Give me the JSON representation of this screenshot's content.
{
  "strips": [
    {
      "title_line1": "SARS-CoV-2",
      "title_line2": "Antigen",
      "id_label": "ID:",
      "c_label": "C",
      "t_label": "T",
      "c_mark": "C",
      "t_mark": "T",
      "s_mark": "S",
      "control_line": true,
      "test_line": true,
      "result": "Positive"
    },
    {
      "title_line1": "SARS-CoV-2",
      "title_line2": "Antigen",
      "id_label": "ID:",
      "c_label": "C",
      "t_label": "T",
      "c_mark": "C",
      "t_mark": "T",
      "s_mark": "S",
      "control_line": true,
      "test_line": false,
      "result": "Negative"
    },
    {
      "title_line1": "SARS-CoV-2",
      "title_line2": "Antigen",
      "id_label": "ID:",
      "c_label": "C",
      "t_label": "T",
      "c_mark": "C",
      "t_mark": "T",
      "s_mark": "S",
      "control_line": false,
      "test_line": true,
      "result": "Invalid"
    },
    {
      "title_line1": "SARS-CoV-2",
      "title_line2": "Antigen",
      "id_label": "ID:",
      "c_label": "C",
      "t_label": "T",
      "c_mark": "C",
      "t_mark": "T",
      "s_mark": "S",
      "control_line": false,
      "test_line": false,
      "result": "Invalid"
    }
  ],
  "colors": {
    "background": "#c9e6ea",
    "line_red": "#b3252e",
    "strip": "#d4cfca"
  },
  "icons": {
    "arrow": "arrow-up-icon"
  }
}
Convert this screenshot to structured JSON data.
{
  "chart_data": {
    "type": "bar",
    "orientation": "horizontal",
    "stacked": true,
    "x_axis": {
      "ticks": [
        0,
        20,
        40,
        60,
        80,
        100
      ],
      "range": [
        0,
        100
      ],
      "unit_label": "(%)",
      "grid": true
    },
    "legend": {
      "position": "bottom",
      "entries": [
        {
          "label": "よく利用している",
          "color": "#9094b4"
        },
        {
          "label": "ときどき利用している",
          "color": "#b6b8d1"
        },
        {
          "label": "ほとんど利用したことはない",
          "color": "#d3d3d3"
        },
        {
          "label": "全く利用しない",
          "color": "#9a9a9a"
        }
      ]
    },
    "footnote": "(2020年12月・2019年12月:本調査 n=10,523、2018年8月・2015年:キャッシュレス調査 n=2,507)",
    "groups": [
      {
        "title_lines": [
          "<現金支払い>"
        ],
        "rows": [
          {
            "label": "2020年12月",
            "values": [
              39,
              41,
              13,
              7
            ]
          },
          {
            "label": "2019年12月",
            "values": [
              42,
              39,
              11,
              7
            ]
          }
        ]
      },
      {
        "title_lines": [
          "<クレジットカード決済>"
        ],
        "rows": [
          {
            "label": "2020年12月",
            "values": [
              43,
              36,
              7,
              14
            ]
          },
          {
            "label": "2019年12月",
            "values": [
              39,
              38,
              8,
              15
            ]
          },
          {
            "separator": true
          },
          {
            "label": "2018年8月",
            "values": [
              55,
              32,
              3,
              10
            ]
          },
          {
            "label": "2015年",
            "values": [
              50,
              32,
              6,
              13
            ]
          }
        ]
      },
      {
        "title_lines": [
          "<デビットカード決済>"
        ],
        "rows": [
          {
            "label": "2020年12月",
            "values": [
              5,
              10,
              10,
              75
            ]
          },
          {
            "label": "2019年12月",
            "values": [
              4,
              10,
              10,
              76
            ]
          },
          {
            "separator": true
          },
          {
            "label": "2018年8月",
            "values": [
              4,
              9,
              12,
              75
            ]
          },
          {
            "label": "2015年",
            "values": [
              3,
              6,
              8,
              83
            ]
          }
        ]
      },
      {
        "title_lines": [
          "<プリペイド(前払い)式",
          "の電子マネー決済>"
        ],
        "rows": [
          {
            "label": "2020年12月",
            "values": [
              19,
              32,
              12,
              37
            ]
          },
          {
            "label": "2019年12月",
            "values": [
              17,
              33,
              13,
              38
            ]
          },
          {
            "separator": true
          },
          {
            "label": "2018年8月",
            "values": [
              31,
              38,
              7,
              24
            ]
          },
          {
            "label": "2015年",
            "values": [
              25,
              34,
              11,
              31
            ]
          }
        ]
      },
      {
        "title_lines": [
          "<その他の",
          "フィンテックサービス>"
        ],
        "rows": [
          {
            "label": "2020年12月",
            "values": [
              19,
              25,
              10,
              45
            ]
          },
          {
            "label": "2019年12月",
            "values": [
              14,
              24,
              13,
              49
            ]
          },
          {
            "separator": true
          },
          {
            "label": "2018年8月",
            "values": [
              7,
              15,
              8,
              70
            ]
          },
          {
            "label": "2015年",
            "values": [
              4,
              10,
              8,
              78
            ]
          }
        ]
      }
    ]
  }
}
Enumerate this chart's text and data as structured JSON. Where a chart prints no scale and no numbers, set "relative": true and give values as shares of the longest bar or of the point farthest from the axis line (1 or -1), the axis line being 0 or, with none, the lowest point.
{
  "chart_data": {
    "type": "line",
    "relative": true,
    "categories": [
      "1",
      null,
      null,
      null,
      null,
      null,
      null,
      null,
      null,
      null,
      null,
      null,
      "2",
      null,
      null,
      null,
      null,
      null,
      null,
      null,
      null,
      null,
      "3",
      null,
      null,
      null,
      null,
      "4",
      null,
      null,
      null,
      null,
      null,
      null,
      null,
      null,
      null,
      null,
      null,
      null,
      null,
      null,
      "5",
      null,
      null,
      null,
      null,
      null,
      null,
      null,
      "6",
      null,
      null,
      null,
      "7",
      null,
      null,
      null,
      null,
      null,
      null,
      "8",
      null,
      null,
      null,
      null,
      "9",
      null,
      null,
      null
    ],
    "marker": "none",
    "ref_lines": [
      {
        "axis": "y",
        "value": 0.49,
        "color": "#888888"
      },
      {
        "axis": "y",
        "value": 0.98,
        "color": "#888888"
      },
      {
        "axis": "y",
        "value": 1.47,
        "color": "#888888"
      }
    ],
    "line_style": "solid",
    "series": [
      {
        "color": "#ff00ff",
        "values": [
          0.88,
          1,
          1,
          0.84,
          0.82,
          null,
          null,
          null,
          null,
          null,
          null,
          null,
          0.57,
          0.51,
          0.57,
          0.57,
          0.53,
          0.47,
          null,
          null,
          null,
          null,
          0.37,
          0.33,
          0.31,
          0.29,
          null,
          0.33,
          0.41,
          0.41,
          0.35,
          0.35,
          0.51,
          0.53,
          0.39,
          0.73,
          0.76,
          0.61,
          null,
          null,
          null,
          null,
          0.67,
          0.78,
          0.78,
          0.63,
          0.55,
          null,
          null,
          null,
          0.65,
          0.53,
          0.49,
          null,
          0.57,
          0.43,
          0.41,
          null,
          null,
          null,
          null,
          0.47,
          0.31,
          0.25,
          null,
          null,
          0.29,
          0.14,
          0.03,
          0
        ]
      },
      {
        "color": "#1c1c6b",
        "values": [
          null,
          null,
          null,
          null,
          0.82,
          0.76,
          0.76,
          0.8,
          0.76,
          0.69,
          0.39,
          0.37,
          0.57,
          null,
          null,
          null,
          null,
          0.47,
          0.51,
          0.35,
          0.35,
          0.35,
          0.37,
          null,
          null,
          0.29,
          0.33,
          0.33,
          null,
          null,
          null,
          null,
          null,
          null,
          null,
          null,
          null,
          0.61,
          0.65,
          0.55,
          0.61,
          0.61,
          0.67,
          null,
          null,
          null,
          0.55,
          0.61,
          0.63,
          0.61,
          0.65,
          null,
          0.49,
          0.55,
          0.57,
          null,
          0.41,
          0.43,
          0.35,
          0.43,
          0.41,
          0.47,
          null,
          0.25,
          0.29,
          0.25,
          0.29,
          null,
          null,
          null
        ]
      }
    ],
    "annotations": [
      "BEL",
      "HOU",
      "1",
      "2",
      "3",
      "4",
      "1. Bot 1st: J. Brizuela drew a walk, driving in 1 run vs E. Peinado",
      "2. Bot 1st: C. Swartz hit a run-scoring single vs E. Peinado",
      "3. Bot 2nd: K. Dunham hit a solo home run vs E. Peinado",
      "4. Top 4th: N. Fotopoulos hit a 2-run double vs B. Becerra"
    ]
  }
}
+--
• _What to work on_
Say how many lines of the data hold the string "none". Reply with the number alone.

• _Reply to the exercise_
2